Provided material »

--------

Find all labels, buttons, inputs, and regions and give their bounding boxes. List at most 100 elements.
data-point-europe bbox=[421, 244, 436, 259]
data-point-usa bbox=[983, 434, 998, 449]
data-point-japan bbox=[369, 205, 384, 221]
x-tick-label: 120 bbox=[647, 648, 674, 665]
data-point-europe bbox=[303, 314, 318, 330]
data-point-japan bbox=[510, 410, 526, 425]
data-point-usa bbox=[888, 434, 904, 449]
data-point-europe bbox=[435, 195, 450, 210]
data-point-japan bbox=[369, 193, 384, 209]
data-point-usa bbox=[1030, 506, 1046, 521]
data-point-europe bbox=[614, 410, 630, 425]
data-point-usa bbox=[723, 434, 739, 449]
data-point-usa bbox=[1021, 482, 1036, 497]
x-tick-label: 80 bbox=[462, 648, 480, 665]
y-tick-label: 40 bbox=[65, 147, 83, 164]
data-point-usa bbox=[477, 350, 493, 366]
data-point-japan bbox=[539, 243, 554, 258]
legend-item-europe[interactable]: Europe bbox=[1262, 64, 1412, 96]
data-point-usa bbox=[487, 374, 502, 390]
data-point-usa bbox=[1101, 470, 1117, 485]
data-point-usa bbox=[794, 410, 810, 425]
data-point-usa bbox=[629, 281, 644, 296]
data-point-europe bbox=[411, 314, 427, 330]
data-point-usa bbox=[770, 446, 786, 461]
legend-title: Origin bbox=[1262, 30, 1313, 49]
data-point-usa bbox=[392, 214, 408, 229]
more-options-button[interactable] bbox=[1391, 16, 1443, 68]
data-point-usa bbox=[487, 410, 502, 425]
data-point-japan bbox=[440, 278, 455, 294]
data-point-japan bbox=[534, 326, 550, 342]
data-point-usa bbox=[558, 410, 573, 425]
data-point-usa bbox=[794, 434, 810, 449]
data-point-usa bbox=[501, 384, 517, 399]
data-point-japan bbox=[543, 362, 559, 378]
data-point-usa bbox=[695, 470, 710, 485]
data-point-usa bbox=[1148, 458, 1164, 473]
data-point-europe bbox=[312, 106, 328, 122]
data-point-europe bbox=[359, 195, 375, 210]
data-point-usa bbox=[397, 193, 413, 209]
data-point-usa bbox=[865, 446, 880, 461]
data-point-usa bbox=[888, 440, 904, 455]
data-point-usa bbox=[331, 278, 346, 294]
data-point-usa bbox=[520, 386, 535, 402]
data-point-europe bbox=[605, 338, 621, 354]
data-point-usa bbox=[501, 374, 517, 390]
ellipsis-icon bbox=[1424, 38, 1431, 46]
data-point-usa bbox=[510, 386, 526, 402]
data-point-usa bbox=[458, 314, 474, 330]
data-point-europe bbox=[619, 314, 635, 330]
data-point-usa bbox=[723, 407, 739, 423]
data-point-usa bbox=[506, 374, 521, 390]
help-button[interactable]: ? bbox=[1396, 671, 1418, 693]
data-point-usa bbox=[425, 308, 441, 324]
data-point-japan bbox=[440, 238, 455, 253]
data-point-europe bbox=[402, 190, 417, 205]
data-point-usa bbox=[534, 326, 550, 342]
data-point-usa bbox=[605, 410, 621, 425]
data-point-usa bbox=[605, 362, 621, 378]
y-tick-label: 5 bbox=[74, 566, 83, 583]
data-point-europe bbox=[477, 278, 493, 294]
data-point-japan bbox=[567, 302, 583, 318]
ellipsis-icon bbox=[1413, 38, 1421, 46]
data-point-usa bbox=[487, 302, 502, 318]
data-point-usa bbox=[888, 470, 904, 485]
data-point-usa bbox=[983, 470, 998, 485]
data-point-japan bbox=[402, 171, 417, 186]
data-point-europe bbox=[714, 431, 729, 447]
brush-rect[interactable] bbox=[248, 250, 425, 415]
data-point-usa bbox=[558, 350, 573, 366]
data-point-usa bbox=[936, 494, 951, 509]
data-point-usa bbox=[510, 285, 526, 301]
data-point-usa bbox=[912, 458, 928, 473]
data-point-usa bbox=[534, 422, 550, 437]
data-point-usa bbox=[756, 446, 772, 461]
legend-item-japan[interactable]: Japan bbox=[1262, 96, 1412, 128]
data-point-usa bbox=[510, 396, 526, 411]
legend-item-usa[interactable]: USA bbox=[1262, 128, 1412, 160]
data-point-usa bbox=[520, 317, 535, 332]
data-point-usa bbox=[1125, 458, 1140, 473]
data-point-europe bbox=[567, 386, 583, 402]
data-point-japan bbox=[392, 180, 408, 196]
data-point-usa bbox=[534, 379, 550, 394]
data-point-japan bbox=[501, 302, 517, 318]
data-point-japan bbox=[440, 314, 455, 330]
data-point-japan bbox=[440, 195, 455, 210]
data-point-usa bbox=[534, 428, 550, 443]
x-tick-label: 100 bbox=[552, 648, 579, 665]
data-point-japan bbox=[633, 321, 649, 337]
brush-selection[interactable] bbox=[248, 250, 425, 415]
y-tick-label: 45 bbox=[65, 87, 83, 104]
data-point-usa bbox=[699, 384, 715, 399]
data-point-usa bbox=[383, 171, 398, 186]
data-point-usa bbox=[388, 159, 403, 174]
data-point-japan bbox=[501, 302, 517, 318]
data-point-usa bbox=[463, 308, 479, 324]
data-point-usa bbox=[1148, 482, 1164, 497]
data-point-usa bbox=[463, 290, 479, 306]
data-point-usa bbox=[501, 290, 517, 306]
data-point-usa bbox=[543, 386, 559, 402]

--------

What is expected » Turn the data, from its first line through the line containing "data-point-usa bbox=[695, 470, 710, 485]" (both included), into a numbered list that omits blank lines and covers only that span.

Written reply »
1. Find all labels, buttons, inputs, and regions and give their bounding boxes. List at most 100 elements.
2. data-point-europe bbox=[421, 244, 436, 259]
3. data-point-usa bbox=[983, 434, 998, 449]
4. data-point-japan bbox=[369, 205, 384, 221]
5. x-tick-label: 120 bbox=[647, 648, 674, 665]
6. data-point-europe bbox=[303, 314, 318, 330]
7. data-point-japan bbox=[510, 410, 526, 425]
8. data-point-usa bbox=[888, 434, 904, 449]
9. data-point-europe bbox=[435, 195, 450, 210]
10. data-point-japan bbox=[369, 193, 384, 209]
11. data-point-usa bbox=[1030, 506, 1046, 521]
12. data-point-europe bbox=[614, 410, 630, 425]
13. data-point-usa bbox=[723, 434, 739, 449]
14. data-point-usa bbox=[1021, 482, 1036, 497]
15. x-tick-label: 80 bbox=[462, 648, 480, 665]
16. y-tick-label: 40 bbox=[65, 147, 83, 164]
17. data-point-usa bbox=[477, 350, 493, 366]
18. data-point-japan bbox=[539, 243, 554, 258]
19. legend-item-europe[interactable]: Europe bbox=[1262, 64, 1412, 96]
20. data-point-usa bbox=[487, 374, 502, 390]
21. data-point-usa bbox=[1101, 470, 1117, 485]
22. data-point-usa bbox=[794, 410, 810, 425]
23. data-point-usa bbox=[629, 281, 644, 296]
24. data-point-europe bbox=[411, 314, 427, 330]
25. data-point-usa bbox=[770, 446, 786, 461]
26. legend-title: Origin bbox=[1262, 30, 1313, 49]
27. data-point-usa bbox=[392, 214, 408, 229]
28. more-options-button[interactable] bbox=[1391, 16, 1443, 68]
29. data-point-usa bbox=[487, 410, 502, 425]
30. data-point-japan bbox=[440, 278, 455, 294]
31. data-point-japan bbox=[534, 326, 550, 342]
32. data-point-usa bbox=[558, 410, 573, 425]
33. data-point-usa bbox=[794, 434, 810, 449]
34. data-point-usa bbox=[501, 384, 517, 399]
35. data-point-japan bbox=[543, 362, 559, 378]
36. data-point-usa bbox=[695, 470, 710, 485]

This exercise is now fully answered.